> **PROBLEM DESCRIPTION**
Your task is to repeat the data exactly, every line of it.
____
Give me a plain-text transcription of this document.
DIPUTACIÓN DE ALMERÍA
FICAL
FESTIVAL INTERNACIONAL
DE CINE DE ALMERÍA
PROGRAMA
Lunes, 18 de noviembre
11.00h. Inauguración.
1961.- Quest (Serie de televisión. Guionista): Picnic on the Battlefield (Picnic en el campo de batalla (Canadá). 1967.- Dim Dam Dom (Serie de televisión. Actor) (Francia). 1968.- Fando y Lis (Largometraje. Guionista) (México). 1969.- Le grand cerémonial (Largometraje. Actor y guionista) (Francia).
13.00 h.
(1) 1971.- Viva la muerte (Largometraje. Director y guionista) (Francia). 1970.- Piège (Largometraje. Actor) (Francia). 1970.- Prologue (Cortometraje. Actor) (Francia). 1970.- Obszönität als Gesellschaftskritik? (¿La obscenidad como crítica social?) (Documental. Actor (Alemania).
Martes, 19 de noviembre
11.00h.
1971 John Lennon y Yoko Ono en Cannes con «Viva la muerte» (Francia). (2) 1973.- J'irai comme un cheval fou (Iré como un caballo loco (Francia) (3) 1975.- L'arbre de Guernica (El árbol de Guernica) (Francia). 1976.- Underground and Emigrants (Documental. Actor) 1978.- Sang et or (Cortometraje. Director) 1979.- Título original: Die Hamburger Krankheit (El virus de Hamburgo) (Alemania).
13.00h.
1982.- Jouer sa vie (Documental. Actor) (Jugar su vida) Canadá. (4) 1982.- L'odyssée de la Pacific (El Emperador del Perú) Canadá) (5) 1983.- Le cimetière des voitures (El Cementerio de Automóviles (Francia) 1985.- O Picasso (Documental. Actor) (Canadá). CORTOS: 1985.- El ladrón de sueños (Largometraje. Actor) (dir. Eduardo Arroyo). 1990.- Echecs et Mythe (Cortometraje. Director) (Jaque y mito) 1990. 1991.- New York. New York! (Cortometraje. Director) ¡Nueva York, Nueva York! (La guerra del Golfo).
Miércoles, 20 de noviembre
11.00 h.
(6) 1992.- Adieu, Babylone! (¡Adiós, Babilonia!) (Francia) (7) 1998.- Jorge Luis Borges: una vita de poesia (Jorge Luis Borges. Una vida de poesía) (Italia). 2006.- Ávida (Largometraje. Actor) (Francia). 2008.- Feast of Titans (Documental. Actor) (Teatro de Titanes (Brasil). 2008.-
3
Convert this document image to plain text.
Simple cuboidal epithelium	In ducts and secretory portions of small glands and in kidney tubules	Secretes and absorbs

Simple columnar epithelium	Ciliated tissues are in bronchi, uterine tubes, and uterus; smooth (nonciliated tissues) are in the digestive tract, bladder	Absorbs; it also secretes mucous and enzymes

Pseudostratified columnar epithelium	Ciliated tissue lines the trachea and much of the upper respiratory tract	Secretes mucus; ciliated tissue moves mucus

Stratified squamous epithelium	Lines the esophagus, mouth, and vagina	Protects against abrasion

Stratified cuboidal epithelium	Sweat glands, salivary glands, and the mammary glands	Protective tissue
____
> **WRITTEN RESPONSE**
Give me a plain-text transcription of this document.
DIPUTACIÓN DE ALMERÍA
FICAL
FESTIVAL INTERNACIONAL
DE CINE DE ALMERÍA
PROGRAMA
Lunes, 18 de noviembre
11.00h. Inauguración.
1961.- Quest (Serie de televisión. Guionista): Picnic on the Battlefield (Picnic en el campo de batalla (Canadá). 1967.- Dim Dam Dom (Serie de televisión. Actor) (Francia). 1968.- Fando y Lis (Largometraje. Guionista) (México). 1969.- Le grand cerémonial (Largometraje. Actor y guionista) (Francia).
13.00 h.
(1) 1971.- Viva la muerte (Largometraje. Director y guionista) (Francia). 1970.- Piège (Largometraje. Actor) (Francia). 1970.- Prologue (Cortometraje. Actor) (Francia). 1970.- Obszönität als Gesellschaftskritik? (¿La obscenidad como crítica social?) (Documental. Actor (Alemania).
Martes, 19 de noviembre
11.00h.
1971 John Lennon y Yoko Ono en Cannes con «Viva la muerte» (Francia). (2) 1973.- J'irai comme un cheval fou (Iré como un caballo loco (Francia) (3) 1975.- L'arbre de Guernica (El árbol de Guernica) (Francia). 1976.- Underground and Emigrants (Documental. Actor) 1978.- Sang et or (Cortometraje. Director) 1979.- Título original: Die Hamburger Krankheit (El virus de Hamburgo) (Alemania).
13.00h.
1982.- Jouer sa vie (Documental. Actor) (Jugar su vida) Canadá. (4) 1982.- L'odyssée de la Pacific (El Emperador del Perú) Canadá) (5) 1983.- Le cimetière des voitures (El Cementerio de Automóviles (Francia) 1985.- O Picasso (Documental. Actor) (Canadá). CORTOS: 1985.- El ladrón de sueños (Largometraje. Actor) (dir. Eduardo Arroyo). 1990.- Echecs et Mythe (Cortometraje. Director) (Jaque y mito) 1990. 1991.- New York. New York! (Cortometraje. Director) ¡Nueva York, Nueva York! (La guerra del Golfo).
Miércoles, 20 de noviembre
11.00 h.
(6) 1992.- Adieu, Babylone! (¡Adiós, Babilonia!) (Francia) (7) 1998.- Jorge Luis Borges: una vita de poesia (Jorge Luis Borges. Una vida de poesía) (Italia). 2006.- Ávida (Largometraje. Actor) (Francia). 2008.- Feast of Titans (Documental. Actor) (Teatro de Titanes (Brasil). 2008.-
3
Convert this document image to plain text.
Simple cuboidal epithelium	In ducts and secretory portions of small glands and in kidney tubules	Secretes and absorbs

Simple columnar epithelium	Ciliated tissues are in bronchi, uterine tubes, and uterus; smooth (nonciliated tissues) are in the digestive tract, bladder	Absorbs; it also secretes mucous and enzymes

Pseudostratified columnar epithelium	Ciliated tissue lines the trachea and much of the upper respiratory tract	Secretes mucus; ciliated tissue moves mucus

Stratified squamous epithelium	Lines the esophagus, mouth, and vagina	Protects against abrasion

Stratified cuboidal epithelium	Sweat glands, salivary glands, and the mammary glands	Protective tissue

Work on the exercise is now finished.